PROBLEM REQUIREMENTS ::
Below are the records. Gather each line that holds "stared".

DATA LISTING ::

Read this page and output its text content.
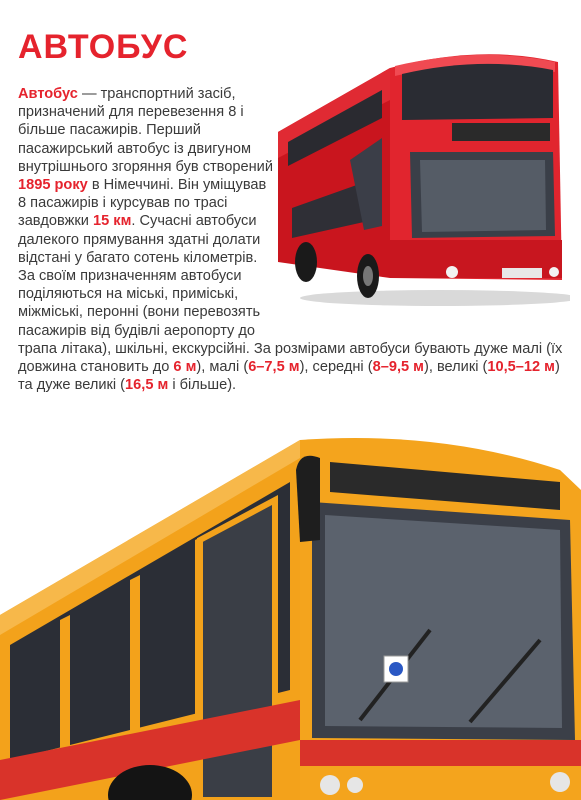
АВТОБУС
Автобус — транспортний засіб, призначений для перевезення 8 і більше пасажирів. Перший пасажирський автобус із двигуном внутрішнього згоряння був створений 1895 року в Німеччині. Він уміщував 8 пасажирів і курсував по трасі завдовжки 15 км. Сучасні автобуси далекого прямування здатні долати відстані у багато сотень кілометрів. За своїм призначенням автобуси поділяються на міські, приміські, міжміські, перонні (вони перевозять пасажирів від будівлі аеропорту до трапа літака), шкільні, екскурсійні. За розмірами автобуси бувають дуже малі (їх довжина становить до 6 м), малі (6–7,5 м), середні (8–9,5 м), великі (10,5–12 м) та дуже великі (16,5 м і більше).
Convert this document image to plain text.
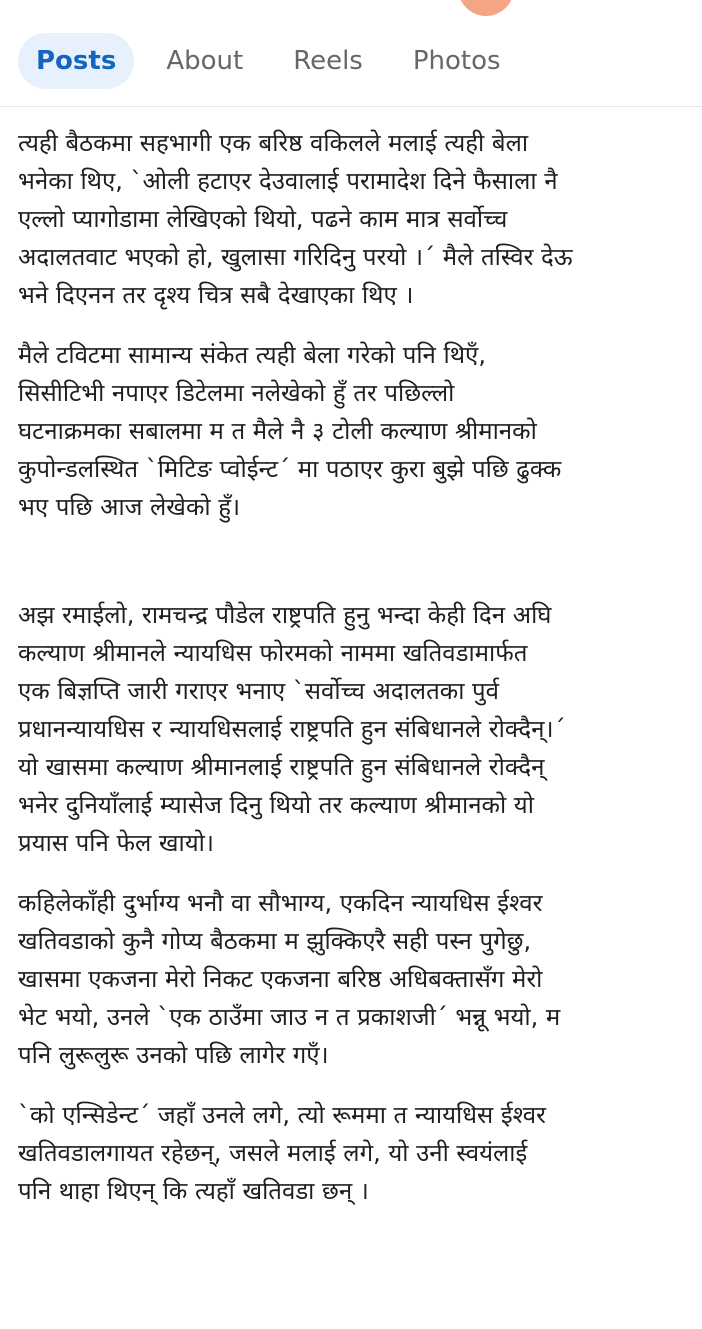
Posts	About	Reels	Photos

त्यही बैठकमा सहभागी एक बरिष्ठ वकिलले मलाई त्यही बेला
भनेका थिए, `ओली हटाएर देउवालाई परामादेश दिने फैसाला नै
एल्लो प्यागोडामा लेखिएको थियो, पढने काम मात्र सर्वोच्च
अदालतवाट भएको हो, खुलासा गरिदिनु परयो ।´ मैले तस्विर देऊ
भने दिएनन तर दृश्य चित्र सबै देखाएका थिए ।

मैले टविटमा सामान्य संकेत त्यही बेला गरेको पनि थिएँ,
सिसीटिभी नपाएर डिटेलमा नलेखेको हुँ तर पछिल्लो
घटनाक्रमका सबालमा म त मैले नै ३ टोली कल्याण श्रीमानको
कुपोन्डलस्थित `मिटिङ प्वोईन्ट´ मा पठाएर कुरा बुझे पछि ढुक्क
भए पछि आज लेखेको हुँ।

अझ रमाईलो, रामचन्द्र पौडेल राष्ट्रपति हुनु भन्दा केही दिन अघि
कल्याण श्रीमानले न्यायधिस फोरमको नाममा खतिवडामार्फत
एक बिज्ञप्ति जारी गराएर भनाए `सर्वोच्च अदालतका पुर्व
प्रधानन्यायधिस र न्यायधिसलाई राष्ट्रपति हुन संबिधानले रोक्दैन्।´
यो खासमा कल्याण श्रीमानलाई राष्ट्रपति हुन संबिधानले रोक्दैन्
भनेर दुनियाँलाई म्यासेज दिनु थियो तर कल्याण श्रीमानको यो
प्रयास पनि फेल खायो।

कहिलेकाँही दुर्भाग्य भनौ वा सौभाग्य, एकदिन न्यायधिस ईश्वर
खतिवडाको कुनै गोप्य बैठकमा म झुक्किएरै सही पस्न पुगेछु,
खासमा एकजना मेरो निकट एकजना बरिष्ठ अधिबक्तासँग मेरो
भेट भयो, उनले `एक ठाउँमा जाउ न त प्रकाशजी´ भन्नू भयो, म
पनि लुरूलुरू उनको पछि लागेर गएँ।

`को एन्सिडेन्ट´ जहाँ उनले लगे, त्यो रूममा त न्यायधिस ईश्वर
खतिवडालगायत रहेछन्, जसले मलाई लगे, यो उनी स्वयंलाई
पनि थाहा थिएन् कि त्यहाँ खतिवडा छन् ।
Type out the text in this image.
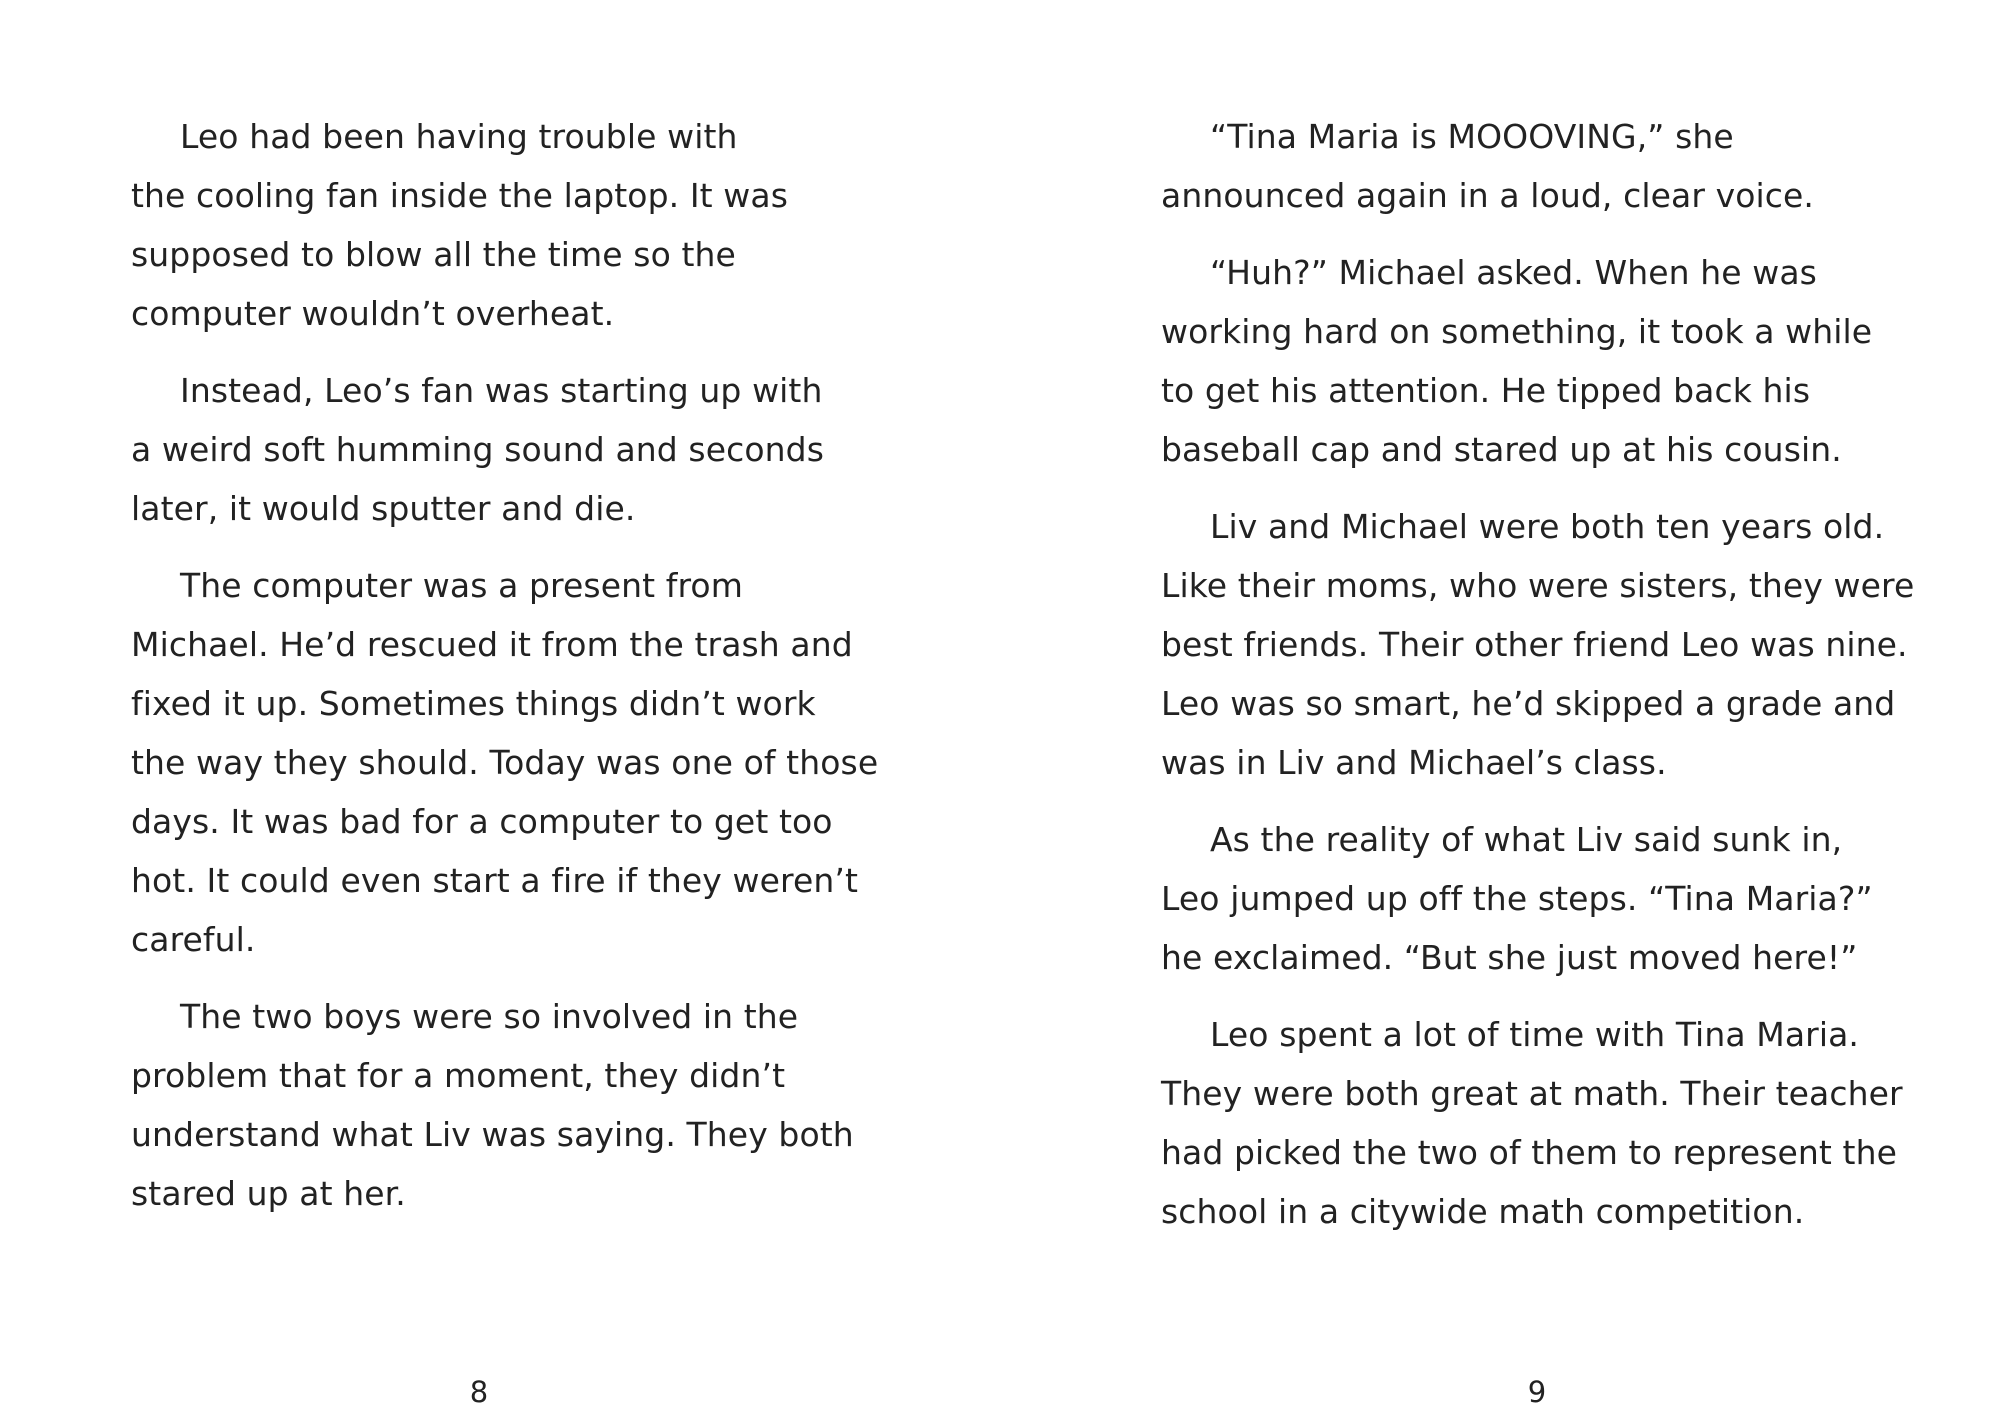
Leo had been having trouble with
the cooling fan inside the laptop. It was
supposed to blow all the time so the
computer wouldn’t overheat.

Instead, Leo’s fan was starting up with
a weird soft humming sound and seconds
later, it would sputter and die.

The computer was a present from
Michael. He’d rescued it from the trash and
fixed it up. Sometimes things didn’t work
the way they should. Today was one of those
days. It was bad for a computer to get too
hot. It could even start a fire if they weren’t
careful.

The two boys were so involved in the
problem that for a moment, they didn’t
understand what Liv was saying. They both
stared up at her.

8

“Tina Maria is MOOOVING,” she
announced again in a loud, clear voice.

“Huh?” Michael asked. When he was
working hard on something, it took a while
to get his attention. He tipped back his
baseball cap and stared up at his cousin.

Liv and Michael were both ten years old.
Like their moms, who were sisters, they were
best friends. Their other friend Leo was nine.
Leo was so smart, he’d skipped a grade and
was in Liv and Michael’s class.

As the reality of what Liv said sunk in,
Leo jumped up off the steps. “Tina Maria?”
he exclaimed. “But she just moved here!”

Leo spent a lot of time with Tina Maria.
They were both great at math. Their teacher
had picked the two of them to represent the
school in a citywide math competition.

9
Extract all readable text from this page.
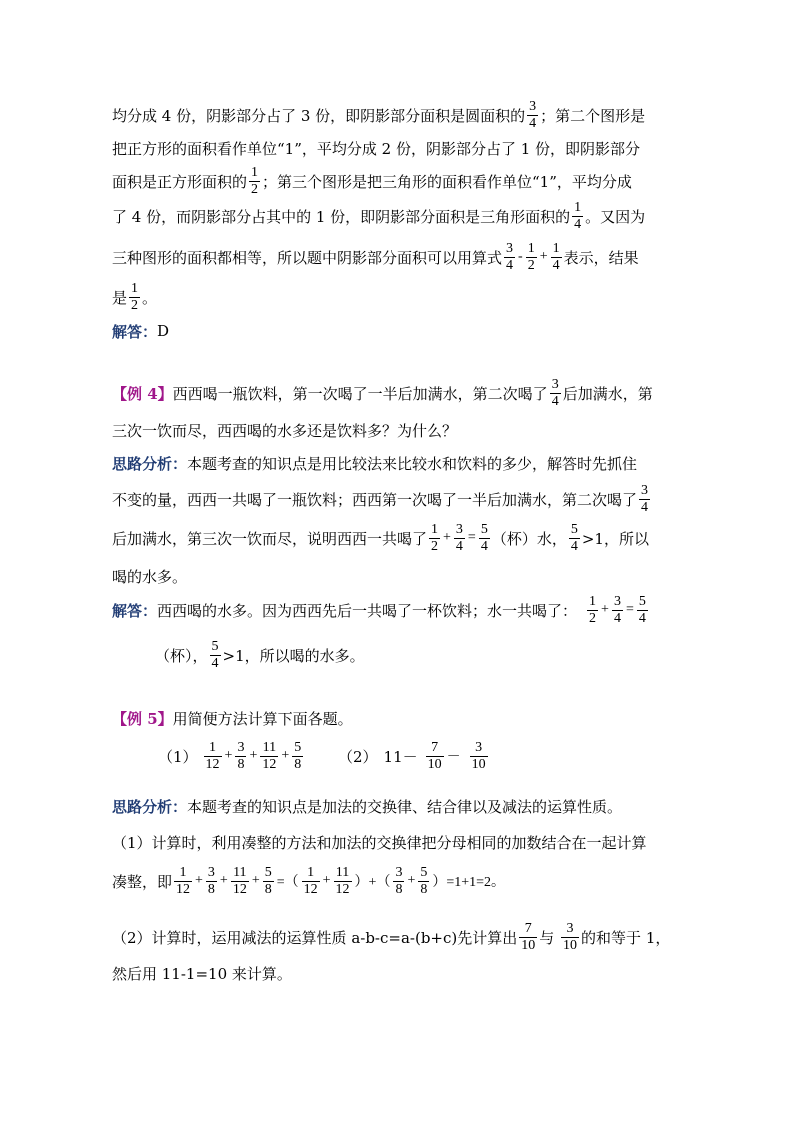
均分成 4 份，阴影部分占了 3 份，即阴影部分面积是圆面积的 $\frac{3}{4}$ ；第二个图形是
把正方形的面积看作单位“1”，平均分成 2 份，阴影部分占了 1 份，即阴影部分
面积是正方形面积的 $\frac{1}{2}$ ；第三个图形是把三角形的面积看作单位“1”，平均分成
了 4 份，而阴影部分占其中的 1 份，即阴影部分面积是三角形面积的 $\frac{1}{4}$ 。又因为
三种图形的面积都相等，所以题中阴影部分面积可以用算式 $\frac{3}{4} - \frac{1}{2} + \frac{1}{4}$ 表示，结果
是 $\frac{1}{2}$ 。
解答： D
【例 4】 西西喝一瓶饮料，第一次喝了一半后加满水，第二次喝了 $\frac{3}{4}$ 后加满水，第
三次一饮而尽，西西喝的水多还是饮料多？为什么？
思路分析： 本题考查的知识点是用比较法来比较水和饮料的多少，解答时先抓住
不变的量，西西一共喝了一瓶饮料；西西第一次喝了一半后加满水，第二次喝了 $\frac{3}{4}$
后加满水，第三次一饮而尽，说明西西一共喝了 $\frac{1}{2} + \frac{3}{4} = \frac{5}{4}$ （杯）水， $\frac{5}{4} >1$，所以
喝的水多。
解答： 西西喝的水多。因为西西先后一共喝了一杯饮料；水一共喝了： $\frac{1}{2} + \frac{3}{4} = \frac{5}{4}$
（杯）， $\frac{5}{4} >1$，所以喝的水多。
【例 5】 用简便方法计算下面各题。
$(1) \frac{1}{12} + \frac{3}{8} + \frac{11}{12} + \frac{5}{8} (2)$ $11- \frac{7}{10} - \frac{3}{10}$
思路分析： 本题考查的知识点是加法的交换律、结合律以及减法的运算性质。
（1）计算时，利用凑整的方法和加法的交换律把分母相同的加数结合在一起计算
凑整，即 $\frac{1}{12} + \frac{3}{8} + \frac{11}{12} + \frac{5}{8}$ =（ $\frac{1}{12} + \frac{11}{12}$ ）+（ $\frac{3}{8} + \frac{5}{8} )=1+1=2$。
（2）计算时，运用减法的运算性质 a-b-c=a-(b+c)先计算出 $\frac{7}{10}$ 与 $\frac{3}{10}$ 的和等于 1，
然后用 11-1=10 来计算。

RESPONSE TO THIS TASK ::
stared up at her.
baseball cap and stared up at his cousin.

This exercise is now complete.